> WHAT IS EXPECTED: Give back the full listing verbatim, apart from its images.

> DATASET ROWS:

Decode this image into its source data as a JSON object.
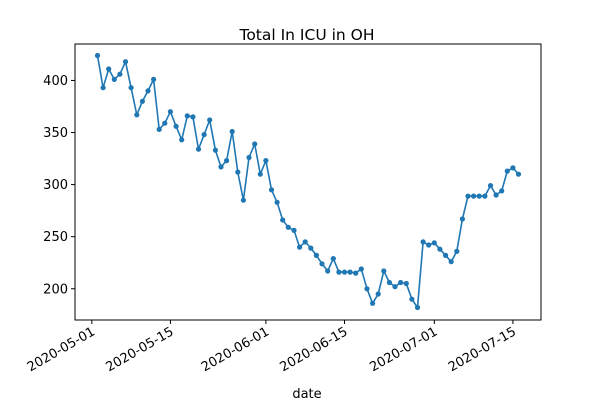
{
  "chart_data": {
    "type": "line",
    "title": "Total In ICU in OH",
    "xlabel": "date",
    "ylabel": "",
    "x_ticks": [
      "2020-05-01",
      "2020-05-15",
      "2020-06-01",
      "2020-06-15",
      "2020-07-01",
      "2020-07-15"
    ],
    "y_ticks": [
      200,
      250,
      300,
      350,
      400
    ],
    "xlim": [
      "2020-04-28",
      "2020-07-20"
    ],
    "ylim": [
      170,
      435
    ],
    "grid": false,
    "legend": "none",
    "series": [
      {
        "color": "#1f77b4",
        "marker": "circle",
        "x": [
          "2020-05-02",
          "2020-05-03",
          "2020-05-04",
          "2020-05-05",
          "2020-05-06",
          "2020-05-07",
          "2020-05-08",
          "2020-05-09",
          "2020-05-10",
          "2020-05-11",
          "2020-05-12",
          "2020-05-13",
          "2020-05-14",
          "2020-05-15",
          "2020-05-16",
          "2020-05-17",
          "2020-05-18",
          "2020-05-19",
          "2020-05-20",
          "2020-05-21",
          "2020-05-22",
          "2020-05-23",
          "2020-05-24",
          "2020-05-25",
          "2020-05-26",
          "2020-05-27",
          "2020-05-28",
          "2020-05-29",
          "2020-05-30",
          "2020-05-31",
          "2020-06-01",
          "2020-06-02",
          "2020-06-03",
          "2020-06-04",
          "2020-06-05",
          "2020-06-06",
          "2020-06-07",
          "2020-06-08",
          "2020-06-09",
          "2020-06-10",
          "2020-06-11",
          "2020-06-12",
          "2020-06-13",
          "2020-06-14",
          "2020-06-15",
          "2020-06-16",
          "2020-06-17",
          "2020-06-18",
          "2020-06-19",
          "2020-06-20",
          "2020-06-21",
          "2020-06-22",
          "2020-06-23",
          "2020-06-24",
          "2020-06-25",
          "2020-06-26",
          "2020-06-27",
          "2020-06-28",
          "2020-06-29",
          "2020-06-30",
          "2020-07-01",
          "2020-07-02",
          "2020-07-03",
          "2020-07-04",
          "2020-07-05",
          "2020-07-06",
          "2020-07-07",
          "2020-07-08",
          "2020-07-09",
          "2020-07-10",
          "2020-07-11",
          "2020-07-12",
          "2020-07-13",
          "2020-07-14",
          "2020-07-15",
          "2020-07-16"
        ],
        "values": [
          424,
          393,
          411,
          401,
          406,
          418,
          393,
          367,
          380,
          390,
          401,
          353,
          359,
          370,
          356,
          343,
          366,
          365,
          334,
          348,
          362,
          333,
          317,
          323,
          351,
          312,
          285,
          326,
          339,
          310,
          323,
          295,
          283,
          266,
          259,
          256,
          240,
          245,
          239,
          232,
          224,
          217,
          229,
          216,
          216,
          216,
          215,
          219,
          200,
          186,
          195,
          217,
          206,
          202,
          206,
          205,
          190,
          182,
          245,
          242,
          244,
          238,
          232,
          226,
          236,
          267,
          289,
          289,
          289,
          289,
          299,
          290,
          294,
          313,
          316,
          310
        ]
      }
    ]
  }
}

> EXPECTED ANSWER:
Decode this image into its source data as a JSON object.
{
  "chart_data": {
    "type": "line",
    "title": "Total In ICU in OH",
    "xlabel": "date",
    "ylabel": "",
    "x_ticks": [
      "2020-05-01",
      "2020-05-15",
      "2020-06-01",
      "2020-06-15",
      "2020-07-01",
      "2020-07-15"
    ],
    "y_ticks": [
      200,
      250,
      300,
      350,
      400
    ],
    "xlim": [
      "2020-04-28",
      "2020-07-20"
    ],
    "ylim": [
      170,
      435
    ],
    "grid": false,
    "legend": "none",
    "series": [
      {
        "color": "#1f77b4",
        "marker": "circle",
        "x": [
          "2020-05-02",
          "2020-05-03",
          "2020-05-04",
          "2020-05-05",
          "2020-05-06",
          "2020-05-07",
          "2020-05-08",
          "2020-05-09",
          "2020-05-10",
          "2020-05-11",
          "2020-05-12",
          "2020-05-13",
          "2020-05-14",
          "2020-05-15",
          "2020-05-16",
          "2020-05-17",
          "2020-05-18",
          "2020-05-19",
          "2020-05-20",
          "2020-05-21",
          "2020-05-22",
          "2020-05-23",
          "2020-05-24",
          "2020-05-25",
          "2020-05-26",
          "2020-05-27",
          "2020-05-28",
          "2020-05-29",
          "2020-05-30",
          "2020-05-31",
          "2020-06-01",
          "2020-06-02",
          "2020-06-03",
          "2020-06-04",
          "2020-06-05",
          "2020-06-06",
          "2020-06-07",
          "2020-06-08",
          "2020-06-09",
          "2020-06-10",
          "2020-06-11",
          "2020-06-12",
          "2020-06-13",
          "2020-06-14",
          "2020-06-15",
          "2020-06-16",
          "2020-06-17",
          "2020-06-18",
          "2020-06-19",
          "2020-06-20",
          "2020-06-21",
          "2020-06-22",
          "2020-06-23",
          "2020-06-24",
          "2020-06-25",
          "2020-06-26",
          "2020-06-27",
          "2020-06-28",
          "2020-06-29",
          "2020-06-30",
          "2020-07-01",
          "2020-07-02",
          "2020-07-03",
          "2020-07-04",
          "2020-07-05",
          "2020-07-06",
          "2020-07-07",
          "2020-07-08",
          "2020-07-09",
          "2020-07-10",
          "2020-07-11",
          "2020-07-12",
          "2020-07-13",
          "2020-07-14",
          "2020-07-15",
          "2020-07-16"
        ],
        "values": [
          424,
          393,
          411,
          401,
          406,
          418,
          393,
          367,
          380,
          390,
          401,
          353,
          359,
          370,
          356,
          343,
          366,
          365,
          334,
          348,
          362,
          333,
          317,
          323,
          351,
          312,
          285,
          326,
          339,
          310,
          323,
          295,
          283,
          266,
          259,
          256,
          240,
          245,
          239,
          232,
          224,
          217,
          229,
          216,
          216,
          216,
          215,
          219,
          200,
          186,
          195,
          217,
          206,
          202,
          206,
          205,
          190,
          182,
          245,
          242,
          244,
          238,
          232,
          226,
          236,
          267,
          289,
          289,
          289,
          289,
          299,
          290,
          294,
          313,
          316,
          310
        ]
      }
    ]
  }
}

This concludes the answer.